▶ Requirement
Produce a word-for-word copy of the listing below without its pictures.

▶ Materials provided
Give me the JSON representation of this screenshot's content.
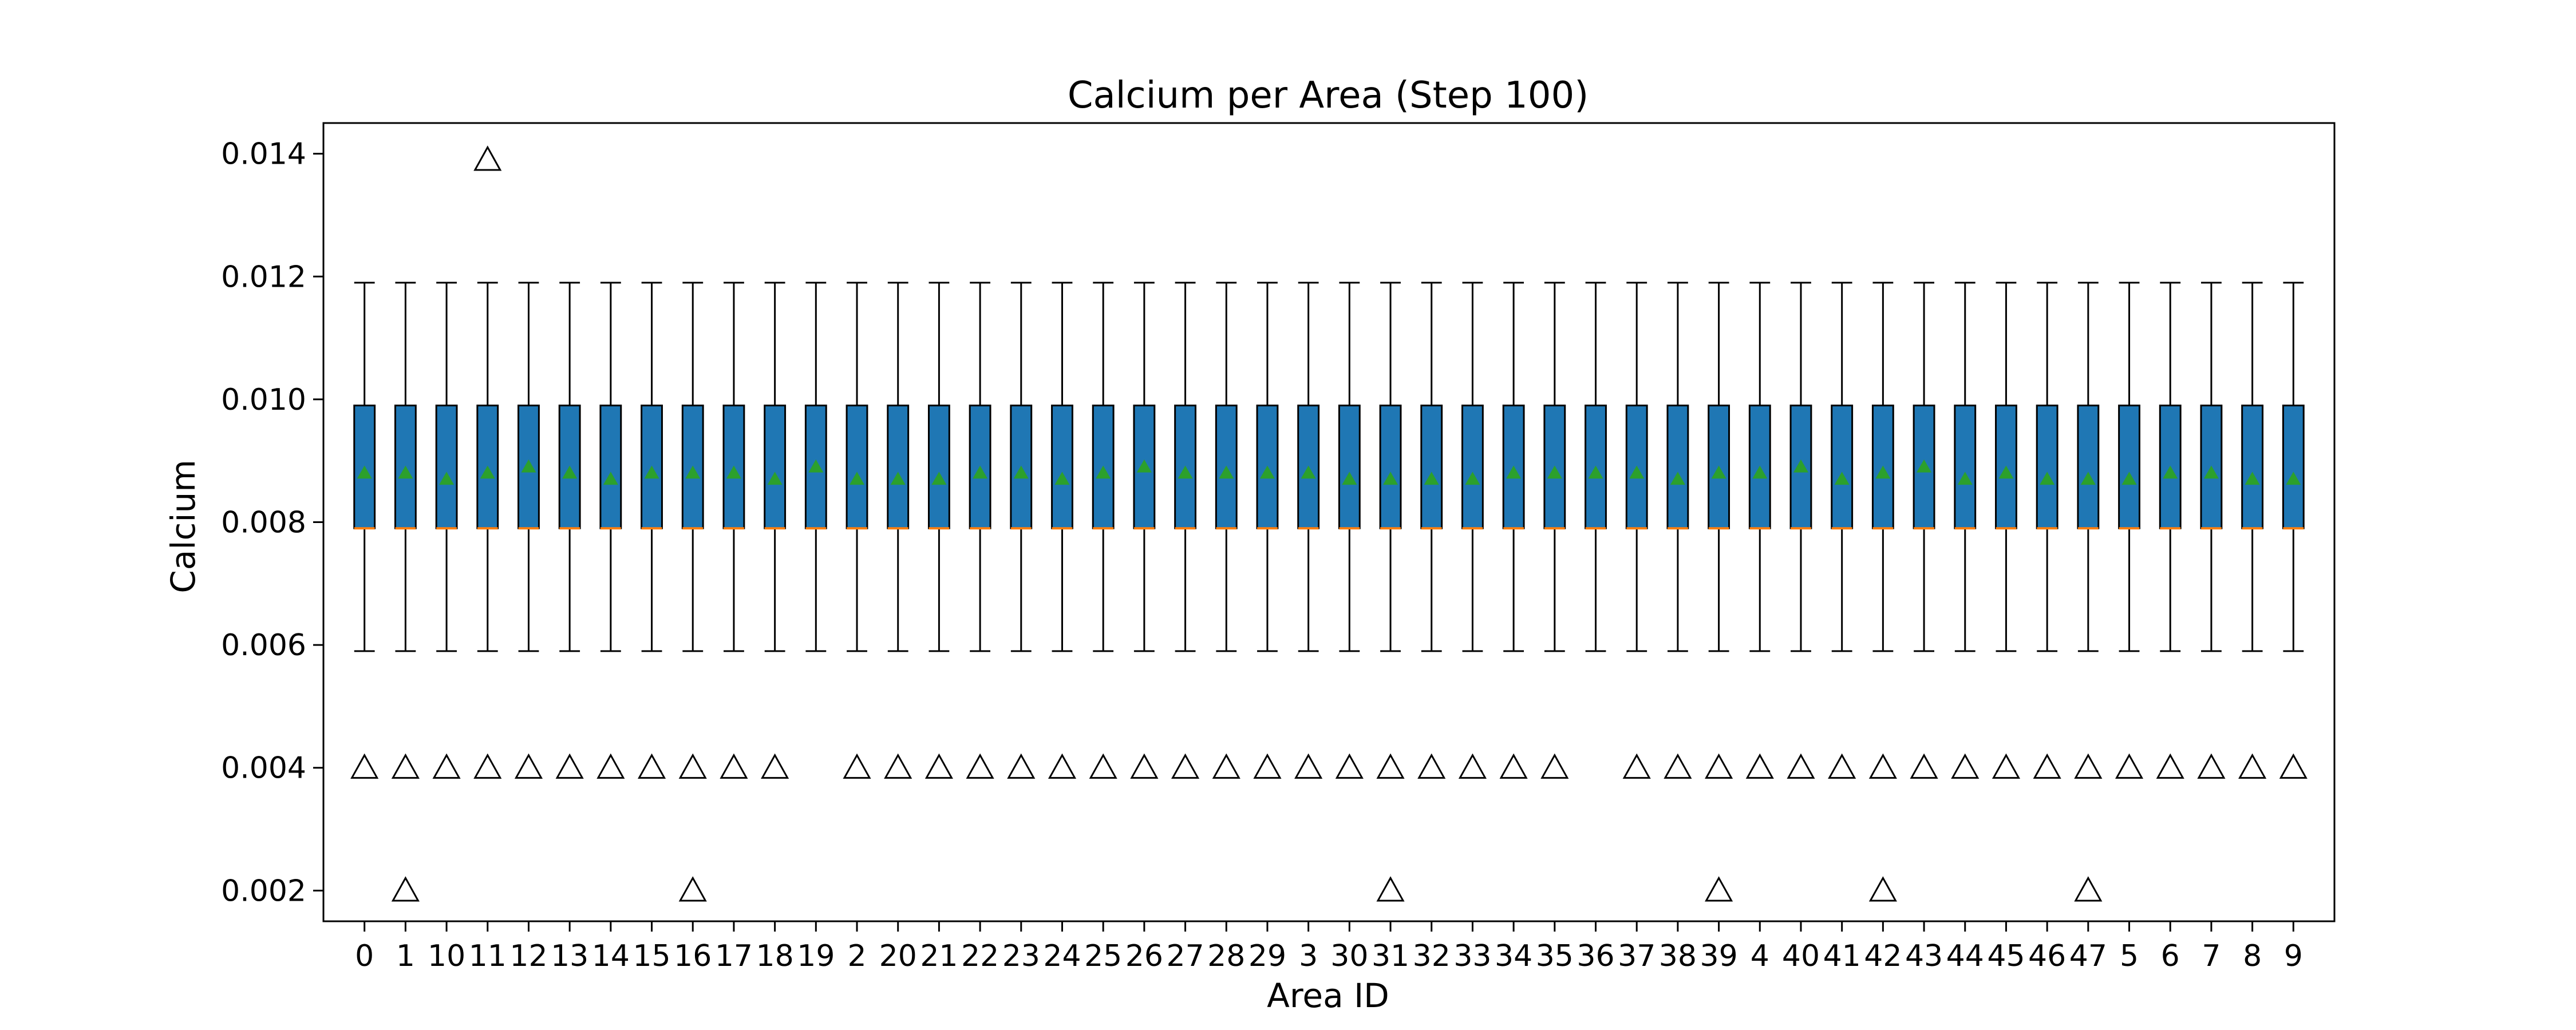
{
  "chart_data": {
    "type": "box",
    "title": "Calcium per Area (Step 100)",
    "xlabel": "Area ID",
    "ylabel": "Calcium",
    "ylim": [
      0.0015,
      0.0145
    ],
    "yticks": [
      0.002,
      0.004,
      0.006,
      0.008,
      0.01,
      0.012,
      0.014
    ],
    "ytick_labels": [
      "0.002",
      "0.004",
      "0.006",
      "0.008",
      "0.010",
      "0.012",
      "0.014"
    ],
    "categories": [
      "0",
      "1",
      "10",
      "11",
      "12",
      "13",
      "14",
      "15",
      "16",
      "17",
      "18",
      "19",
      "2",
      "20",
      "21",
      "22",
      "23",
      "24",
      "25",
      "26",
      "27",
      "28",
      "29",
      "3",
      "30",
      "31",
      "32",
      "33",
      "34",
      "35",
      "36",
      "37",
      "38",
      "39",
      "4",
      "40",
      "41",
      "42",
      "43",
      "44",
      "45",
      "46",
      "47",
      "5",
      "6",
      "7",
      "8",
      "9"
    ],
    "box": {
      "whisker_low": 0.0059,
      "q1": 0.0079,
      "median": 0.0079,
      "q3": 0.0099,
      "whisker_high": 0.0119
    },
    "means": [
      0.0088,
      0.0088,
      0.0087,
      0.0088,
      0.0089,
      0.0088,
      0.0087,
      0.0088,
      0.0088,
      0.0088,
      0.0087,
      0.0089,
      0.0087,
      0.0087,
      0.0087,
      0.0088,
      0.0088,
      0.0087,
      0.0088,
      0.0089,
      0.0088,
      0.0088,
      0.0088,
      0.0088,
      0.0087,
      0.0087,
      0.0087,
      0.0087,
      0.0088,
      0.0088,
      0.0088,
      0.0088,
      0.0087,
      0.0088,
      0.0088,
      0.0089,
      0.0087,
      0.0088,
      0.0089,
      0.0087,
      0.0088,
      0.0087,
      0.0087,
      0.0087,
      0.0088,
      0.0088,
      0.0087,
      0.0087
    ],
    "outliers": [
      {
        "category": "0",
        "values": [
          0.004
        ]
      },
      {
        "category": "1",
        "values": [
          0.004,
          0.002
        ]
      },
      {
        "category": "10",
        "values": [
          0.004
        ]
      },
      {
        "category": "11",
        "values": [
          0.004,
          0.0139
        ]
      },
      {
        "category": "12",
        "values": [
          0.004
        ]
      },
      {
        "category": "13",
        "values": [
          0.004
        ]
      },
      {
        "category": "14",
        "values": [
          0.004
        ]
      },
      {
        "category": "15",
        "values": [
          0.004
        ]
      },
      {
        "category": "16",
        "values": [
          0.004,
          0.002
        ]
      },
      {
        "category": "17",
        "values": [
          0.004
        ]
      },
      {
        "category": "18",
        "values": [
          0.004
        ]
      },
      {
        "category": "2",
        "values": [
          0.004
        ]
      },
      {
        "category": "20",
        "values": [
          0.004
        ]
      },
      {
        "category": "21",
        "values": [
          0.004
        ]
      },
      {
        "category": "22",
        "values": [
          0.004
        ]
      },
      {
        "category": "23",
        "values": [
          0.004
        ]
      },
      {
        "category": "24",
        "values": [
          0.004
        ]
      },
      {
        "category": "25",
        "values": [
          0.004
        ]
      },
      {
        "category": "26",
        "values": [
          0.004
        ]
      },
      {
        "category": "27",
        "values": [
          0.004
        ]
      },
      {
        "category": "28",
        "values": [
          0.004
        ]
      },
      {
        "category": "29",
        "values": [
          0.004
        ]
      },
      {
        "category": "3",
        "values": [
          0.004
        ]
      },
      {
        "category": "30",
        "values": [
          0.004
        ]
      },
      {
        "category": "31",
        "values": [
          0.004,
          0.002
        ]
      },
      {
        "category": "32",
        "values": [
          0.004
        ]
      },
      {
        "category": "33",
        "values": [
          0.004
        ]
      },
      {
        "category": "34",
        "values": [
          0.004
        ]
      },
      {
        "category": "35",
        "values": [
          0.004
        ]
      },
      {
        "category": "37",
        "values": [
          0.004
        ]
      },
      {
        "category": "38",
        "values": [
          0.004
        ]
      },
      {
        "category": "39",
        "values": [
          0.004,
          0.002
        ]
      },
      {
        "category": "4",
        "values": [
          0.004
        ]
      },
      {
        "category": "40",
        "values": [
          0.004
        ]
      },
      {
        "category": "41",
        "values": [
          0.004
        ]
      },
      {
        "category": "42",
        "values": [
          0.004,
          0.002
        ]
      },
      {
        "category": "43",
        "values": [
          0.004
        ]
      },
      {
        "category": "44",
        "values": [
          0.004
        ]
      },
      {
        "category": "45",
        "values": [
          0.004
        ]
      },
      {
        "category": "46",
        "values": [
          0.004
        ]
      },
      {
        "category": "47",
        "values": [
          0.004,
          0.002
        ]
      },
      {
        "category": "5",
        "values": [
          0.004
        ]
      },
      {
        "category": "6",
        "values": [
          0.004
        ]
      },
      {
        "category": "7",
        "values": [
          0.004
        ]
      },
      {
        "category": "8",
        "values": [
          0.004
        ]
      },
      {
        "category": "9",
        "values": [
          0.004
        ]
      }
    ],
    "grid": false,
    "legend": "none",
    "colors": {
      "box_fill": "#1f77b4",
      "box_edge": "#000000",
      "median": "#ff7f0e",
      "mean_marker": "#2ca02c",
      "outlier_edge": "#000000"
    }
  }
}
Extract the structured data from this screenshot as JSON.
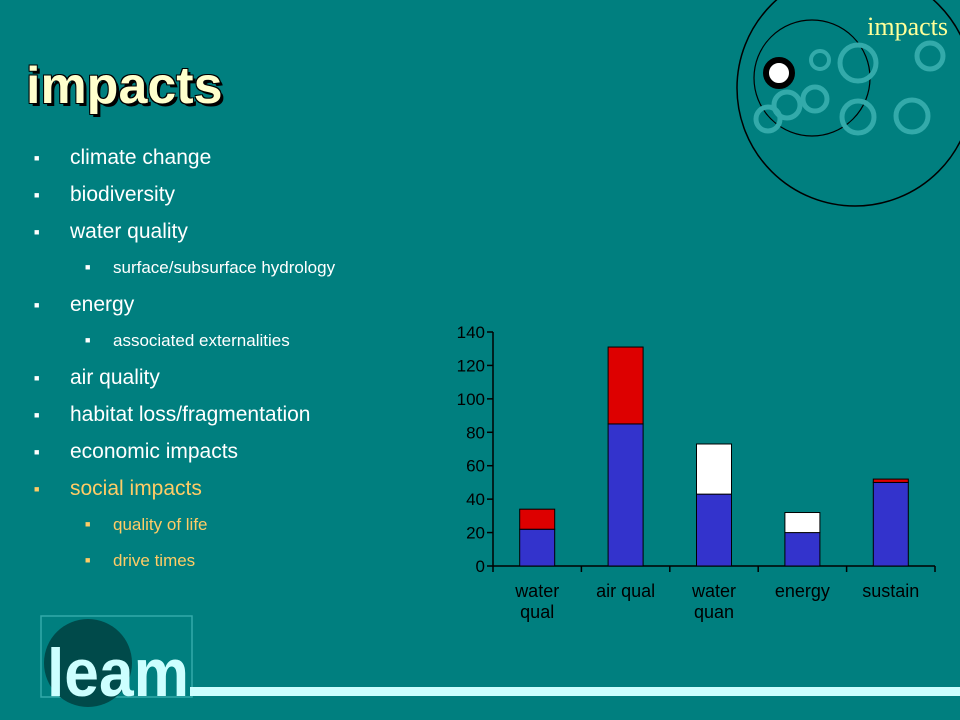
{
  "slide": {
    "title": "impacts",
    "corner_label": "impacts",
    "logo_text": "leam",
    "colors": {
      "background": "#007f7f",
      "text": "#ffffff",
      "accent": "#ffcc66",
      "title": "#ffffcc",
      "rule": "#ccffff"
    }
  },
  "bullets": [
    {
      "text": "climate change",
      "level": 1,
      "accent": false
    },
    {
      "text": "biodiversity",
      "level": 1,
      "accent": false
    },
    {
      "text": "water quality",
      "level": 1,
      "accent": false
    },
    {
      "text": "surface/subsurface hydrology",
      "level": 2,
      "accent": false
    },
    {
      "text": "energy",
      "level": 1,
      "accent": false
    },
    {
      "text": "associated externalities",
      "level": 2,
      "accent": false
    },
    {
      "text": "air quality",
      "level": 1,
      "accent": false
    },
    {
      "text": "habitat loss/fragmentation",
      "level": 1,
      "accent": false
    },
    {
      "text": "economic impacts",
      "level": 1,
      "accent": false
    },
    {
      "text": "social impacts",
      "level": 1,
      "accent": true
    },
    {
      "text": "quality of life",
      "level": 2,
      "accent": true
    },
    {
      "text": "drive times",
      "level": 2,
      "accent": true
    }
  ],
  "chart_data": {
    "type": "bar",
    "stacked": true,
    "title": "",
    "xlabel": "",
    "ylabel": "",
    "ylim": [
      0,
      140
    ],
    "yticks": [
      0,
      20,
      40,
      60,
      80,
      100,
      120,
      140
    ],
    "grid": false,
    "categories": [
      [
        "water",
        "qual"
      ],
      [
        "air qual"
      ],
      [
        "water",
        "quan"
      ],
      [
        "energy"
      ],
      [
        "sustain"
      ]
    ],
    "series": [
      {
        "color": "#3333cc",
        "values": [
          22,
          85,
          43,
          20,
          50
        ]
      },
      {
        "color": "#dd0000",
        "values": [
          12,
          46,
          0,
          0,
          2
        ]
      },
      {
        "color": "#ffffff",
        "values": [
          0,
          0,
          30,
          12,
          0
        ]
      }
    ]
  }
}
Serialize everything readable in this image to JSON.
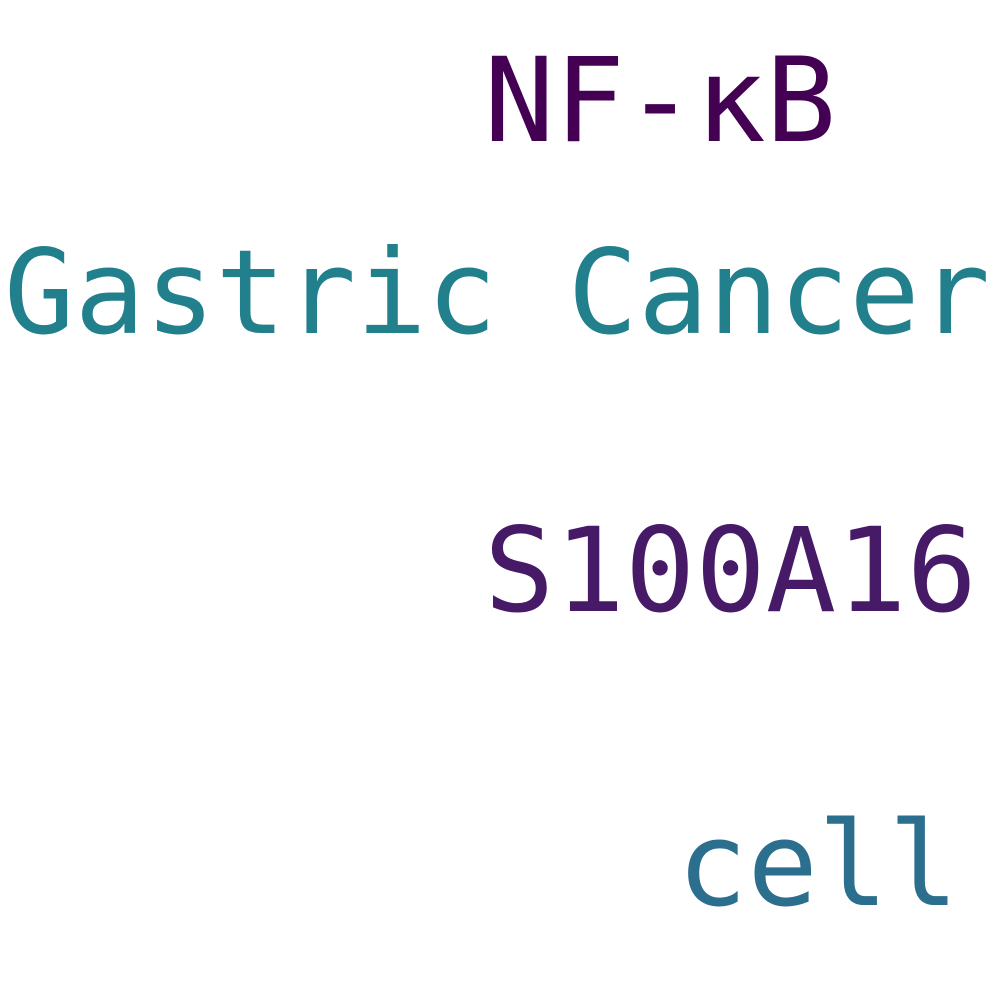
{
  "words": [
    {
      "text": "NF-κB",
      "color": "#440154"
    },
    {
      "text": "Gastric Cancer",
      "color": "#21808c"
    },
    {
      "text": "S100A16",
      "color": "#471a68"
    },
    {
      "text": "cell",
      "color": "#2c6e8e"
    }
  ]
}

▶ Worked solution
Give me the JSON representation of this screenshot's content.
{
  "chart_data": {
    "type": "box",
    "title": "Calcium per Area (Step 100)",
    "xlabel": "Area ID",
    "ylabel": "Calcium",
    "ylim": [
      0.0015,
      0.0145
    ],
    "yticks": [
      0.002,
      0.004,
      0.006,
      0.008,
      0.01,
      0.012,
      0.014
    ],
    "ytick_labels": [
      "0.002",
      "0.004",
      "0.006",
      "0.008",
      "0.010",
      "0.012",
      "0.014"
    ],
    "categories": [
      "0",
      "1",
      "10",
      "11",
      "12",
      "13",
      "14",
      "15",
      "16",
      "17",
      "18",
      "19",
      "2",
      "20",
      "21",
      "22",
      "23",
      "24",
      "25",
      "26",
      "27",
      "28",
      "29",
      "3",
      "30",
      "31",
      "32",
      "33",
      "34",
      "35",
      "36",
      "37",
      "38",
      "39",
      "4",
      "40",
      "41",
      "42",
      "43",
      "44",
      "45",
      "46",
      "47",
      "5",
      "6",
      "7",
      "8",
      "9"
    ],
    "box": {
      "whisker_low": 0.0059,
      "q1": 0.0079,
      "median": 0.0079,
      "q3": 0.0099,
      "whisker_high": 0.0119
    },
    "means": [
      0.0088,
      0.0088,
      0.0087,
      0.0088,
      0.0089,
      0.0088,
      0.0087,
      0.0088,
      0.0088,
      0.0088,
      0.0087,
      0.0089,
      0.0087,
      0.0087,
      0.0087,
      0.0088,
      0.0088,
      0.0087,
      0.0088,
      0.0089,
      0.0088,
      0.0088,
      0.0088,
      0.0088,
      0.0087,
      0.0087,
      0.0087,
      0.0087,
      0.0088,
      0.0088,
      0.0088,
      0.0088,
      0.0087,
      0.0088,
      0.0088,
      0.0089,
      0.0087,
      0.0088,
      0.0089,
      0.0087,
      0.0088,
      0.0087,
      0.0087,
      0.0087,
      0.0088,
      0.0088,
      0.0087,
      0.0087
    ],
    "outliers": [
      {
        "category": "0",
        "values": [
          0.004
        ]
      },
      {
        "category": "1",
        "values": [
          0.004,
          0.002
        ]
      },
      {
        "category": "10",
        "values": [
          0.004
        ]
      },
      {
        "category": "11",
        "values": [
          0.004,
          0.0139
        ]
      },
      {
        "category": "12",
        "values": [
          0.004
        ]
      },
      {
        "category": "13",
        "values": [
          0.004
        ]
      },
      {
        "category": "14",
        "values": [
          0.004
        ]
      },
      {
        "category": "15",
        "values": [
          0.004
        ]
      },
      {
        "category": "16",
        "values": [
          0.004,
          0.002
        ]
      },
      {
        "category": "17",
        "values": [
          0.004
        ]
      },
      {
        "category": "18",
        "values": [
          0.004
        ]
      },
      {
        "category": "2",
        "values": [
          0.004
        ]
      },
      {
        "category": "20",
        "values": [
          0.004
        ]
      },
      {
        "category": "21",
        "values": [
          0.004
        ]
      },
      {
        "category": "22",
        "values": [
          0.004
        ]
      },
      {
        "category": "23",
        "values": [
          0.004
        ]
      },
      {
        "category": "24",
        "values": [
          0.004
        ]
      },
      {
        "category": "25",
        "values": [
          0.004
        ]
      },
      {
        "category": "26",
        "values": [
          0.004
        ]
      },
      {
        "category": "27",
        "values": [
          0.004
        ]
      },
      {
        "category": "28",
        "values": [
          0.004
        ]
      },
      {
        "category": "29",
        "values": [
          0.004
        ]
      },
      {
        "category": "3",
        "values": [
          0.004
        ]
      },
      {
        "category": "30",
        "values": [
          0.004
        ]
      },
      {
        "category": "31",
        "values": [
          0.004,
          0.002
        ]
      },
      {
        "category": "32",
        "values": [
          0.004
        ]
      },
      {
        "category": "33",
        "values": [
          0.004
        ]
      },
      {
        "category": "34",
        "values": [
          0.004
        ]
      },
      {
        "category": "35",
        "values": [
          0.004
        ]
      },
      {
        "category": "37",
        "values": [
          0.004
        ]
      },
      {
        "category": "38",
        "values": [
          0.004
        ]
      },
      {
        "category": "39",
        "values": [
          0.004,
          0.002
        ]
      },
      {
        "category": "4",
        "values": [
          0.004
        ]
      },
      {
        "category": "40",
        "values": [
          0.004
        ]
      },
      {
        "category": "41",
        "values": [
          0.004
        ]
      },
      {
        "category": "42",
        "values": [
          0.004,
          0.002
        ]
      },
      {
        "category": "43",
        "values": [
          0.004
        ]
      },
      {
        "category": "44",
        "values": [
          0.004
        ]
      },
      {
        "category": "45",
        "values": [
          0.004
        ]
      },
      {
        "category": "46",
        "values": [
          0.004
        ]
      },
      {
        "category": "47",
        "values": [
          0.004,
          0.002
        ]
      },
      {
        "category": "5",
        "values": [
          0.004
        ]
      },
      {
        "category": "6",
        "values": [
          0.004
        ]
      },
      {
        "category": "7",
        "values": [
          0.004
        ]
      },
      {
        "category": "8",
        "values": [
          0.004
        ]
      },
      {
        "category": "9",
        "values": [
          0.004
        ]
      }
    ],
    "grid": false,
    "legend": "none",
    "colors": {
      "box_fill": "#1f77b4",
      "box_edge": "#000000",
      "median": "#ff7f0e",
      "mean_marker": "#2ca02c",
      "outlier_edge": "#000000"
    }
  }
}
Extract the structured data from this screenshot as JSON.
{
  "slide": {
    "title": "impacts",
    "corner_label": "impacts",
    "logo_text": "leam",
    "colors": {
      "background": "#007f7f",
      "text": "#ffffff",
      "accent": "#ffcc66",
      "title": "#ffffcc",
      "rule": "#ccffff"
    }
  },
  "bullets": [
    {
      "text": "climate change",
      "level": 1,
      "accent": false
    },
    {
      "text": "biodiversity",
      "level": 1,
      "accent": false
    },
    {
      "text": "water quality",
      "level": 1,
      "accent": false
    },
    {
      "text": "surface/subsurface hydrology",
      "level": 2,
      "accent": false
    },
    {
      "text": "energy",
      "level": 1,
      "accent": false
    },
    {
      "text": "associated externalities",
      "level": 2,
      "accent": false
    },
    {
      "text": "air quality",
      "level": 1,
      "accent": false
    },
    {
      "text": "habitat loss/fragmentation",
      "level": 1,
      "accent": false
    },
    {
      "text": "economic impacts",
      "level": 1,
      "accent": false
    },
    {
      "text": "social impacts",
      "level": 1,
      "accent": true
    },
    {
      "text": "quality of life",
      "level": 2,
      "accent": true
    },
    {
      "text": "drive times",
      "level": 2,
      "accent": true
    }
  ],
  "chart_data": {
    "type": "bar",
    "stacked": true,
    "title": "",
    "xlabel": "",
    "ylabel": "",
    "ylim": [
      0,
      140
    ],
    "yticks": [
      0,
      20,
      40,
      60,
      80,
      100,
      120,
      140
    ],
    "grid": false,
    "categories": [
      [
        "water",
        "qual"
      ],
      [
        "air qual"
      ],
      [
        "water",
        "quan"
      ],
      [
        "energy"
      ],
      [
        "sustain"
      ]
    ],
    "series": [
      {
        "color": "#3333cc",
        "values": [
          22,
          85,
          43,
          20,
          50
        ]
      },
      {
        "color": "#dd0000",
        "values": [
          12,
          46,
          0,
          0,
          2
        ]
      },
      {
        "color": "#ffffff",
        "values": [
          0,
          0,
          30,
          12,
          0
        ]
      }
    ]
  }
}
Serialize everything readable in this image to JSON.
{
  "words": [
    {
      "text": "NF-κB",
      "color": "#440154"
    },
    {
      "text": "Gastric Cancer",
      "color": "#21808c"
    },
    {
      "text": "S100A16",
      "color": "#471a68"
    },
    {
      "text": "cell",
      "color": "#2c6e8e"
    }
  ]
}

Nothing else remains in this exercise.